● PROBLEM STATEMENT
Print out the material that follows word for word.

[A run of records]
|---|
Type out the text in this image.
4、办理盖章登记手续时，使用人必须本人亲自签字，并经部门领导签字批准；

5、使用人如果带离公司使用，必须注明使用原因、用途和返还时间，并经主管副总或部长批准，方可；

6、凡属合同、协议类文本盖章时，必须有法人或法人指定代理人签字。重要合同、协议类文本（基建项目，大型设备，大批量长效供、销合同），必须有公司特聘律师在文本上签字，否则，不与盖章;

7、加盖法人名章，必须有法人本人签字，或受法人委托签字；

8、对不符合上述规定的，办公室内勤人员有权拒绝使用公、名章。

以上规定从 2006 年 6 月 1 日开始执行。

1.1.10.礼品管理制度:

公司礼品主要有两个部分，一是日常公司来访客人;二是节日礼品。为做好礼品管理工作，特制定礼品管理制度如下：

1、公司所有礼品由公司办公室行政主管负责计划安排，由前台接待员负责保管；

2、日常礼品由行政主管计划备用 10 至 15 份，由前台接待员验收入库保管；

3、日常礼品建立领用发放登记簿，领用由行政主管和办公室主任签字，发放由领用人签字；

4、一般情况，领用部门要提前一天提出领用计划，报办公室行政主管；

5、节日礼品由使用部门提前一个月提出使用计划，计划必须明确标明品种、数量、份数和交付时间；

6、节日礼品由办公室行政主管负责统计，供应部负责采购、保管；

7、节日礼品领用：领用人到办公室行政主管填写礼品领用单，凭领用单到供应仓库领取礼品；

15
|---|
● SOLUTION
Type out the text in this image.
4、办理盖章登记手续时，使用人必须本人亲自签字，并经部门领导签字批准；

5、使用人如果带离公司使用，必须注明使用原因、用途和返还时间，并经主管副总或部长批准，方可；

6、凡属合同、协议类文本盖章时，必须有法人或法人指定代理人签字。重要合同、协议类文本（基建项目，大型设备，大批量长效供、销合同），必须有公司特聘律师在文本上签字，否则，不与盖章;

7、加盖法人名章，必须有法人本人签字，或受法人委托签字；

8、对不符合上述规定的，办公室内勤人员有权拒绝使用公、名章。

以上规定从 2006 年 6 月 1 日开始执行。

1.1.10.礼品管理制度:

公司礼品主要有两个部分，一是日常公司来访客人;二是节日礼品。为做好礼品管理工作，特制定礼品管理制度如下：

1、公司所有礼品由公司办公室行政主管负责计划安排，由前台接待员负责保管；

2、日常礼品由行政主管计划备用 10 至 15 份，由前台接待员验收入库保管；

3、日常礼品建立领用发放登记簿，领用由行政主管和办公室主任签字，发放由领用人签字；

4、一般情况，领用部门要提前一天提出领用计划，报办公室行政主管；

5、节日礼品由使用部门提前一个月提出使用计划，计划必须明确标明品种、数量、份数和交付时间；

6、节日礼品由办公室行政主管负责统计，供应部负责采购、保管；

7、节日礼品领用：领用人到办公室行政主管填写礼品领用单，凭领用单到供应仓库领取礼品；

15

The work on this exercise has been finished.